• Set exercise
Pick out every line that holds the string "最低賃金法" and copy it.

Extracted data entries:

= = = =

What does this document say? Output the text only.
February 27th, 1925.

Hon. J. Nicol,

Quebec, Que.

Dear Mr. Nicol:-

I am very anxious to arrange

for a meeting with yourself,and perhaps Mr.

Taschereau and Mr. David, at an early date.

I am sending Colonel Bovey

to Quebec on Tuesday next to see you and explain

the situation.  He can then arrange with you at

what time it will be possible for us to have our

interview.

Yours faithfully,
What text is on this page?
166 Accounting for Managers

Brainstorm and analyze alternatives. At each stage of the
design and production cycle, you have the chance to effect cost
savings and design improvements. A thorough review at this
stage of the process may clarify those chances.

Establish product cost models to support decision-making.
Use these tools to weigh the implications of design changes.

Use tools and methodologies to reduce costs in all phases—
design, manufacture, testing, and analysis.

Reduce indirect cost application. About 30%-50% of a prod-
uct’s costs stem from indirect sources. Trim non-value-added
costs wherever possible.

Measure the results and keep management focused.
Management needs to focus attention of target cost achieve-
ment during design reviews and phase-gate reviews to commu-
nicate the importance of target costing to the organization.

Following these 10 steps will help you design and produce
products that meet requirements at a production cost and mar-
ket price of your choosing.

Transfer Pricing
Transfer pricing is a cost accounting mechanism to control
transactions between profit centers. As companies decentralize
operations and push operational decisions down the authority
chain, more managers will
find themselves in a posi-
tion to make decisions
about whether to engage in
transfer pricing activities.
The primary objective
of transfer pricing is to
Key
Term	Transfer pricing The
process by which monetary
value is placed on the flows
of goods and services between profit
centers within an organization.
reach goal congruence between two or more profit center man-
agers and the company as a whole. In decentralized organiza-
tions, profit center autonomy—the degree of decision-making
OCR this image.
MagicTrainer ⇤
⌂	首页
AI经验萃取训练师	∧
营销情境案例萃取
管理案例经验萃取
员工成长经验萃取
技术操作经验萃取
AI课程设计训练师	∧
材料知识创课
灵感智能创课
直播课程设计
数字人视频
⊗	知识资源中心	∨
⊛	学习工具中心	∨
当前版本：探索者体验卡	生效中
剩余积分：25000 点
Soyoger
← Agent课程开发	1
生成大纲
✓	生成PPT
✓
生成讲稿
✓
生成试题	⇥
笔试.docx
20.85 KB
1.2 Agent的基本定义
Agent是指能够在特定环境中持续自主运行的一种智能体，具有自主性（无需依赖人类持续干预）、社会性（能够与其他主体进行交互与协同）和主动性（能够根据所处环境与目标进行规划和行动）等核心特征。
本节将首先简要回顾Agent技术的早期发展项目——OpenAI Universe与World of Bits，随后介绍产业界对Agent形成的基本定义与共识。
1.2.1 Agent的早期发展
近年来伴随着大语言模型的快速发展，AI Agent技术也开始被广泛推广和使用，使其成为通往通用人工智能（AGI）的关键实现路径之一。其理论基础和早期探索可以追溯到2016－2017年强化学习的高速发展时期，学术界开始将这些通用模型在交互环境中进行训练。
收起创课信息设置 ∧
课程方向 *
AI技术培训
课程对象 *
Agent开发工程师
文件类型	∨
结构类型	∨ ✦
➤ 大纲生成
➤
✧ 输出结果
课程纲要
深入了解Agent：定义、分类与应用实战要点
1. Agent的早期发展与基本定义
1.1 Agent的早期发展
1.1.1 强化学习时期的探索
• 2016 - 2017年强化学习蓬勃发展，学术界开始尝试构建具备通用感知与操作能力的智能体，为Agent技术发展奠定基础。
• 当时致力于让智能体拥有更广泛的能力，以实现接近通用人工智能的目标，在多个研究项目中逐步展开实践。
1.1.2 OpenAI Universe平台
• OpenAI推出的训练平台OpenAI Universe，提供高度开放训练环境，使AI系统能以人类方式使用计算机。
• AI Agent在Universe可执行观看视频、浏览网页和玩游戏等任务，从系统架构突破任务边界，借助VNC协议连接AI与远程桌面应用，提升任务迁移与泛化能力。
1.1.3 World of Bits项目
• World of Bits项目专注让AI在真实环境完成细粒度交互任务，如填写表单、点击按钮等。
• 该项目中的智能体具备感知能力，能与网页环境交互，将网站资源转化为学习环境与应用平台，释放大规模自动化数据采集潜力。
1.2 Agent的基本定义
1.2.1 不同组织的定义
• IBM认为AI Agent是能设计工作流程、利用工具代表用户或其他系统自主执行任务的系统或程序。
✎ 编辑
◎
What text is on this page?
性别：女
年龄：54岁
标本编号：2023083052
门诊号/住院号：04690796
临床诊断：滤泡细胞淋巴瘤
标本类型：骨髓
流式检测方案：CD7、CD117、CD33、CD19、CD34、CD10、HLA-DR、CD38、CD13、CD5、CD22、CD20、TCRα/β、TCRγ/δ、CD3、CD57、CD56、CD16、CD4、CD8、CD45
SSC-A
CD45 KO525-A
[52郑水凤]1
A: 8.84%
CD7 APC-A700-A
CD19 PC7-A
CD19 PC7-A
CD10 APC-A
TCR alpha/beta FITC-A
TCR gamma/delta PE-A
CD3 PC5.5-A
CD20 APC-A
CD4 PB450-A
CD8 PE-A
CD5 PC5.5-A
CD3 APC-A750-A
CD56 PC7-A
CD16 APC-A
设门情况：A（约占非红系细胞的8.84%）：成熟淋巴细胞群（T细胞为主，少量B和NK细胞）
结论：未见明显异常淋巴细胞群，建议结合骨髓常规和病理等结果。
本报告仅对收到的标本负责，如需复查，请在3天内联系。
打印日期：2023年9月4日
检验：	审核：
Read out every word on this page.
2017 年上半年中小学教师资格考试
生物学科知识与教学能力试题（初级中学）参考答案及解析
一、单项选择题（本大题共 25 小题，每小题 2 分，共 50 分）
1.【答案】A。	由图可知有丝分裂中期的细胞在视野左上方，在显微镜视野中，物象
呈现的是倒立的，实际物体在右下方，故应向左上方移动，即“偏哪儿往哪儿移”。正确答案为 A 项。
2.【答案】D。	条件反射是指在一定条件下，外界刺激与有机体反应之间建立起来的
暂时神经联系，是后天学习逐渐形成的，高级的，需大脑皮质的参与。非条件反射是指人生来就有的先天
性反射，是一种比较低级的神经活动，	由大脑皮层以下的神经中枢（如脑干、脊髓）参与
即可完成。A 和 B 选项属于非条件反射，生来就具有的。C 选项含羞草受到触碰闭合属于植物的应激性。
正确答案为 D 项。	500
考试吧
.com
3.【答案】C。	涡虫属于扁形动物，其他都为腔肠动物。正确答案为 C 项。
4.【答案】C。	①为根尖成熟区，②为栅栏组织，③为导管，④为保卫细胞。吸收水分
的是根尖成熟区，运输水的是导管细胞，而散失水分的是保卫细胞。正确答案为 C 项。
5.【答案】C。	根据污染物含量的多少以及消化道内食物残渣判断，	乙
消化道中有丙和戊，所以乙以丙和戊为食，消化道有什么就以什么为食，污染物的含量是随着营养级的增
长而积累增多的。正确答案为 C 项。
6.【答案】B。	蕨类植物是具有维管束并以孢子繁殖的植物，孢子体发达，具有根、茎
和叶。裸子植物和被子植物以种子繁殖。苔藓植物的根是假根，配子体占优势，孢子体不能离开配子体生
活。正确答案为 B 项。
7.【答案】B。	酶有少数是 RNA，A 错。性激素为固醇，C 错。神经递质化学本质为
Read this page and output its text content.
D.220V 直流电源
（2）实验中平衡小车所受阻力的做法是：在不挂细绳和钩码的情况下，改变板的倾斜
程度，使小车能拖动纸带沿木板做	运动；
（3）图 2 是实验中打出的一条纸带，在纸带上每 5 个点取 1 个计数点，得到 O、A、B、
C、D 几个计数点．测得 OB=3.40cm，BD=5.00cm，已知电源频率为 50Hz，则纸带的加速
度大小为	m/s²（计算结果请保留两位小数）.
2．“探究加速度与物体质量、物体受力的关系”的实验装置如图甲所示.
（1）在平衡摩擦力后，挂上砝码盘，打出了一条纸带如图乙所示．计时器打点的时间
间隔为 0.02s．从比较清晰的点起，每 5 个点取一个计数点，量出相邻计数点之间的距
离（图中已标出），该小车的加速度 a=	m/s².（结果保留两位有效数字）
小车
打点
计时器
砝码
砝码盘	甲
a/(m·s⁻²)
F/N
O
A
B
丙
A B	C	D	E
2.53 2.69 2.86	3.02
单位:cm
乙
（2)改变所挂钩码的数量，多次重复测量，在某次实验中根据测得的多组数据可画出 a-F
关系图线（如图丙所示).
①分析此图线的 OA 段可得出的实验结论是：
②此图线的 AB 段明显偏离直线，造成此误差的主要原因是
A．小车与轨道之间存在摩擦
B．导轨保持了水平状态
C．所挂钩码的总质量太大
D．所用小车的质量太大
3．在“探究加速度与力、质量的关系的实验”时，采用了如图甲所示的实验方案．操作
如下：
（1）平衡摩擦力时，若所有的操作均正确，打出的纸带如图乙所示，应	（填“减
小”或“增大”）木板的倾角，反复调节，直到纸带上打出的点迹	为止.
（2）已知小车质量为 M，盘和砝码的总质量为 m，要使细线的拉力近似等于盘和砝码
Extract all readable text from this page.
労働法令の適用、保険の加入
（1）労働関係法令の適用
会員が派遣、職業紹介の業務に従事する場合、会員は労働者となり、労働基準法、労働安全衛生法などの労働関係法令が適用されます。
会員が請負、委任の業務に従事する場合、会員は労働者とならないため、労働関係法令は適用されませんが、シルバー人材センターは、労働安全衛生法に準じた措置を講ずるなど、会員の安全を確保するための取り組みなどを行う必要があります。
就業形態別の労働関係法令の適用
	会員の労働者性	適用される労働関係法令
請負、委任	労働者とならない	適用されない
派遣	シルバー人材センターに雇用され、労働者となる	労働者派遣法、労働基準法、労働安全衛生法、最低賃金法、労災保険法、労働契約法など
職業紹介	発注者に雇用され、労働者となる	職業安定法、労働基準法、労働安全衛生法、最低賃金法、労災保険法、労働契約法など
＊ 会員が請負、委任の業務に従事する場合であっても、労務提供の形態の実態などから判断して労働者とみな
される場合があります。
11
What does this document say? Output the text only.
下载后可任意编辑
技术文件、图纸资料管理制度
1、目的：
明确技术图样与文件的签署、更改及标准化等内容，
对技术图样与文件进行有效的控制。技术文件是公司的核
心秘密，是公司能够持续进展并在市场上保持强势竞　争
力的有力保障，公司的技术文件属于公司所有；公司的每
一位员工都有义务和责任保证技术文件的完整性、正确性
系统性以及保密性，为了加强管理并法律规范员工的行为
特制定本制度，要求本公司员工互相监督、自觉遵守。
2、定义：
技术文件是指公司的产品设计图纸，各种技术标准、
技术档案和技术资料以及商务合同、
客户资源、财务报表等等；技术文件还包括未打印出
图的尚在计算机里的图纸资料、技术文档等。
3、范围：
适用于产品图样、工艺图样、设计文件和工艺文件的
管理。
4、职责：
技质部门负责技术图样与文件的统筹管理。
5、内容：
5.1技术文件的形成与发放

= = = =

• Completed task
派遣	シルバー人材センターに雇用され、労働者となる	労働者派遣法、労働基準法、労働安全衛生法、最低賃金法、労災保険法、労働契約法など
職業紹介	発注者に雇用され、労働者となる	職業安定法、労働基準法、労働安全衛生法、最低賃金法、労災保険法、労働契約法など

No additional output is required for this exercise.